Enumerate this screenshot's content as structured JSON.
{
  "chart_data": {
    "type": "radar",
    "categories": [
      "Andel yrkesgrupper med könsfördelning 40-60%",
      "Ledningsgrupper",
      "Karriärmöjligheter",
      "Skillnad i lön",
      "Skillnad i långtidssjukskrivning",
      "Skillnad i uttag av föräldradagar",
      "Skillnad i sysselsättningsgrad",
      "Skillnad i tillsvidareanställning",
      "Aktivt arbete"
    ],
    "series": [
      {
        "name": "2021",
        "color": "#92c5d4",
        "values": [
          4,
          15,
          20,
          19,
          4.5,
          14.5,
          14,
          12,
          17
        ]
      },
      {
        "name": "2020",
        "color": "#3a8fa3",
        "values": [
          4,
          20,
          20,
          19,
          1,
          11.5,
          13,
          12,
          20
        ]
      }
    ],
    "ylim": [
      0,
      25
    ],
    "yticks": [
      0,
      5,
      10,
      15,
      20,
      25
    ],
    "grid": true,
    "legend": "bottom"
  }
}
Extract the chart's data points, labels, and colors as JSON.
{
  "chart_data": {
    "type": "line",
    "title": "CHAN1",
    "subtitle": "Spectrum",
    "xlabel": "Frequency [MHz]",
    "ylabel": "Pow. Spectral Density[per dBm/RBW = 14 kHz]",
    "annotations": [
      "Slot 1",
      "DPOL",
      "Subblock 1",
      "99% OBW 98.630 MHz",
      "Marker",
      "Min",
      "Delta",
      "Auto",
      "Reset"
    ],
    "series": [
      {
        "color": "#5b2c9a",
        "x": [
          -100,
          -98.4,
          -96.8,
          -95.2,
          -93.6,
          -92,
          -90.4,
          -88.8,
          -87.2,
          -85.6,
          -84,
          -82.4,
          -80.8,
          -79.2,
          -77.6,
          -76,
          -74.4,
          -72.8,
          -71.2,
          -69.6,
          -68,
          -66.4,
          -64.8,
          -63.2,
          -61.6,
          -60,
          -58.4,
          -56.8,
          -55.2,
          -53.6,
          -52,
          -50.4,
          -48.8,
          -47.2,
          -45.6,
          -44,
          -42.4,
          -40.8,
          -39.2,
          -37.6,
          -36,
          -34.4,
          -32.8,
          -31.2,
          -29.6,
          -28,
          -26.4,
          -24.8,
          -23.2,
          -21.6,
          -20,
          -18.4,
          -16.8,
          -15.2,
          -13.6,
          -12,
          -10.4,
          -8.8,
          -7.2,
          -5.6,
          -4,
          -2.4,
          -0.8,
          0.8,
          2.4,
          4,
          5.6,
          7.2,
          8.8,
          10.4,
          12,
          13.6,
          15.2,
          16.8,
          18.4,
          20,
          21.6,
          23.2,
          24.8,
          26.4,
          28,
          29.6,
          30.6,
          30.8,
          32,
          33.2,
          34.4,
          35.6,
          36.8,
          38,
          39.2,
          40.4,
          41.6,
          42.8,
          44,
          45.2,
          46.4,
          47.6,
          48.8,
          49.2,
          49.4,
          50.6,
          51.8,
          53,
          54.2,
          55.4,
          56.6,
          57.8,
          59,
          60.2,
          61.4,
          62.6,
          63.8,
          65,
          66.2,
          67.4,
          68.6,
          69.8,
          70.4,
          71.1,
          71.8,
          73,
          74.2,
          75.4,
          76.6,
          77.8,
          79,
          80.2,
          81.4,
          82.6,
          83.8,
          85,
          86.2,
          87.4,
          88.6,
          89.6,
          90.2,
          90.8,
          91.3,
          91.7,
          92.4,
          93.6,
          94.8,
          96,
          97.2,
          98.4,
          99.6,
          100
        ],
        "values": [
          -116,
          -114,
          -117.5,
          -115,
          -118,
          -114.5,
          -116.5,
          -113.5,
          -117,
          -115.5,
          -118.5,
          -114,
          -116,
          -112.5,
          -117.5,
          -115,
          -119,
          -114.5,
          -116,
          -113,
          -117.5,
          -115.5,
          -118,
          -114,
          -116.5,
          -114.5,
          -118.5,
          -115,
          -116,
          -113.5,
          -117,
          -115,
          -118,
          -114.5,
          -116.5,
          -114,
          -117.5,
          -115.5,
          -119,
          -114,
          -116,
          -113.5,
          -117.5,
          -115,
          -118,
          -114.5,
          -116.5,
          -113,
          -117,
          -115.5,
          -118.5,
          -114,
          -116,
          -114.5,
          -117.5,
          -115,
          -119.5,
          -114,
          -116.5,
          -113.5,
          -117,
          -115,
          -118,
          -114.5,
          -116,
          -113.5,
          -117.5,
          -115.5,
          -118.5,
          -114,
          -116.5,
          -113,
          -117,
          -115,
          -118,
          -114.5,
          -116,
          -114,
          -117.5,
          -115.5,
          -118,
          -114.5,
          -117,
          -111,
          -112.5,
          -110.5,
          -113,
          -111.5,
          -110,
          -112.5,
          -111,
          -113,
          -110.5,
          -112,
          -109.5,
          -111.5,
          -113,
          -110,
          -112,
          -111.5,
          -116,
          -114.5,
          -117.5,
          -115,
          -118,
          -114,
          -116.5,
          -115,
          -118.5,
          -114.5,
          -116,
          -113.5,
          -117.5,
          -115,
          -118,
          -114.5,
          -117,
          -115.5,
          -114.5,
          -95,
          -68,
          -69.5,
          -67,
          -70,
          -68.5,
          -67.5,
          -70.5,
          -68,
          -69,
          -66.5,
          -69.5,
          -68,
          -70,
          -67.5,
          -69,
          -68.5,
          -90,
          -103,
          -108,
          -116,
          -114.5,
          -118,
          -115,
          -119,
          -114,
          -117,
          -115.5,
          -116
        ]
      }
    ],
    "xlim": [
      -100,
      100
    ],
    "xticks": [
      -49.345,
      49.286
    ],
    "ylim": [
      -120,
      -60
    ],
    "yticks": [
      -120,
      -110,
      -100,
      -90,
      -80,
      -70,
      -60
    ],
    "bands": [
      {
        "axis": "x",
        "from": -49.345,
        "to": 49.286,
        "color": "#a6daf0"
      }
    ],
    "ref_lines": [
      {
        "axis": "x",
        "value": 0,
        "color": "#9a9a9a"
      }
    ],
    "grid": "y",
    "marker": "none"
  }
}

—————

BRIEF => Faithfully reproduce all of the records, character for character.

FINISHED TASK =>
Enumerate this screenshot's content as structured JSON.
{
  "chart_data": {
    "type": "radar",
    "categories": [
      "Andel yrkesgrupper med könsfördelning 40-60%",
      "Ledningsgrupper",
      "Karriärmöjligheter",
      "Skillnad i lön",
      "Skillnad i långtidssjukskrivning",
      "Skillnad i uttag av föräldradagar",
      "Skillnad i sysselsättningsgrad",
      "Skillnad i tillsvidareanställning",
      "Aktivt arbete"
    ],
    "series": [
      {
        "name": "2021",
        "color": "#92c5d4",
        "values": [
          4,
          15,
          20,
          19,
          4.5,
          14.5,
          14,
          12,
          17
        ]
      },
      {
        "name": "2020",
        "color": "#3a8fa3",
        "values": [
          4,
          20,
          20,
          19,
          1,
          11.5,
          13,
          12,
          20
        ]
      }
    ],
    "ylim": [
      0,
      25
    ],
    "yticks": [
      0,
      5,
      10,
      15,
      20,
      25
    ],
    "grid": true,
    "legend": "bottom"
  }
}
Extract the chart's data points, labels, and colors as JSON.
{
  "chart_data": {
    "type": "line",
    "title": "CHAN1",
    "subtitle": "Spectrum",
    "xlabel": "Frequency [MHz]",
    "ylabel": "Pow. Spectral Density[per dBm/RBW = 14 kHz]",
    "annotations": [
      "Slot 1",
      "DPOL",
      "Subblock 1",
      "99% OBW 98.630 MHz",
      "Marker",
      "Min",
      "Delta",
      "Auto",
      "Reset"
    ],
    "series": [
      {
        "color": "#5b2c9a",
        "x": [
          -100,
          -98.4,
          -96.8,
          -95.2,
          -93.6,
          -92,
          -90.4,
          -88.8,
          -87.2,
          -85.6,
          -84,
          -82.4,
          -80.8,
          -79.2,
          -77.6,
          -76,
          -74.4,
          -72.8,
          -71.2,
          -69.6,
          -68,
          -66.4,
          -64.8,
          -63.2,
          -61.6,
          -60,
          -58.4,
          -56.8,
          -55.2,
          -53.6,
          -52,
          -50.4,
          -48.8,
          -47.2,
          -45.6,
          -44,
          -42.4,
          -40.8,
          -39.2,
          -37.6,
          -36,
          -34.4,
          -32.8,
          -31.2,
          -29.6,
          -28,
          -26.4,
          -24.8,
          -23.2,
          -21.6,
          -20,
          -18.4,
          -16.8,
          -15.2,
          -13.6,
          -12,
          -10.4,
          -8.8,
          -7.2,
          -5.6,
          -4,
          -2.4,
          -0.8,
          0.8,
          2.4,
          4,
          5.6,
          7.2,
          8.8,
          10.4,
          12,
          13.6,
          15.2,
          16.8,
          18.4,
          20,
          21.6,
          23.2,
          24.8,
          26.4,
          28,
          29.6,
          30.6,
          30.8,
          32,
          33.2,
          34.4,
          35.6,
          36.8,
          38,
          39.2,
          40.4,
          41.6,
          42.8,
          44,
          45.2,
          46.4,
          47.6,
          48.8,
          49.2,
          49.4,
          50.6,
          51.8,
          53,
          54.2,
          55.4,
          56.6,
          57.8,
          59,
          60.2,
          61.4,
          62.6,
          63.8,
          65,
          66.2,
          67.4,
          68.6,
          69.8,
          70.4,
          71.1,
          71.8,
          73,
          74.2,
          75.4,
          76.6,
          77.8,
          79,
          80.2,
          81.4,
          82.6,
          83.8,
          85,
          86.2,
          87.4,
          88.6,
          89.6,
          90.2,
          90.8,
          91.3,
          91.7,
          92.4,
          93.6,
          94.8,
          96,
          97.2,
          98.4,
          99.6,
          100
        ],
        "values": [
          -116,
          -114,
          -117.5,
          -115,
          -118,
          -114.5,
          -116.5,
          -113.5,
          -117,
          -115.5,
          -118.5,
          -114,
          -116,
          -112.5,
          -117.5,
          -115,
          -119,
          -114.5,
          -116,
          -113,
          -117.5,
          -115.5,
          -118,
          -114,
          -116.5,
          -114.5,
          -118.5,
          -115,
          -116,
          -113.5,
          -117,
          -115,
          -118,
          -114.5,
          -116.5,
          -114,
          -117.5,
          -115.5,
          -119,
          -114,
          -116,
          -113.5,
          -117.5,
          -115,
          -118,
          -114.5,
          -116.5,
          -113,
          -117,
          -115.5,
          -118.5,
          -114,
          -116,
          -114.5,
          -117.5,
          -115,
          -119.5,
          -114,
          -116.5,
          -113.5,
          -117,
          -115,
          -118,
          -114.5,
          -116,
          -113.5,
          -117.5,
          -115.5,
          -118.5,
          -114,
          -116.5,
          -113,
          -117,
          -115,
          -118,
          -114.5,
          -116,
          -114,
          -117.5,
          -115.5,
          -118,
          -114.5,
          -117,
          -111,
          -112.5,
          -110.5,
          -113,
          -111.5,
          -110,
          -112.5,
          -111,
          -113,
          -110.5,
          -112,
          -109.5,
          -111.5,
          -113,
          -110,
          -112,
          -111.5,
          -116,
          -114.5,
          -117.5,
          -115,
          -118,
          -114,
          -116.5,
          -115,
          -118.5,
          -114.5,
          -116,
          -113.5,
          -117.5,
          -115,
          -118,
          -114.5,
          -117,
          -115.5,
          -114.5,
          -95,
          -68,
          -69.5,
          -67,
          -70,
          -68.5,
          -67.5,
          -70.5,
          -68,
          -69,
          -66.5,
          -69.5,
          -68,
          -70,
          -67.5,
          -69,
          -68.5,
          -90,
          -103,
          -108,
          -116,
          -114.5,
          -118,
          -115,
          -119,
          -114,
          -117,
          -115.5,
          -116
        ]
      }
    ],
    "xlim": [
      -100,
      100
    ],
    "xticks": [
      -49.345,
      49.286
    ],
    "ylim": [
      -120,
      -60
    ],
    "yticks": [
      -120,
      -110,
      -100,
      -90,
      -80,
      -70,
      -60
    ],
    "bands": [
      {
        "axis": "x",
        "from": -49.345,
        "to": 49.286,
        "color": "#a6daf0"
      }
    ],
    "ref_lines": [
      {
        "axis": "x",
        "value": 0,
        "color": "#9a9a9a"
      }
    ],
    "grid": "y",
    "marker": "none"
  }
}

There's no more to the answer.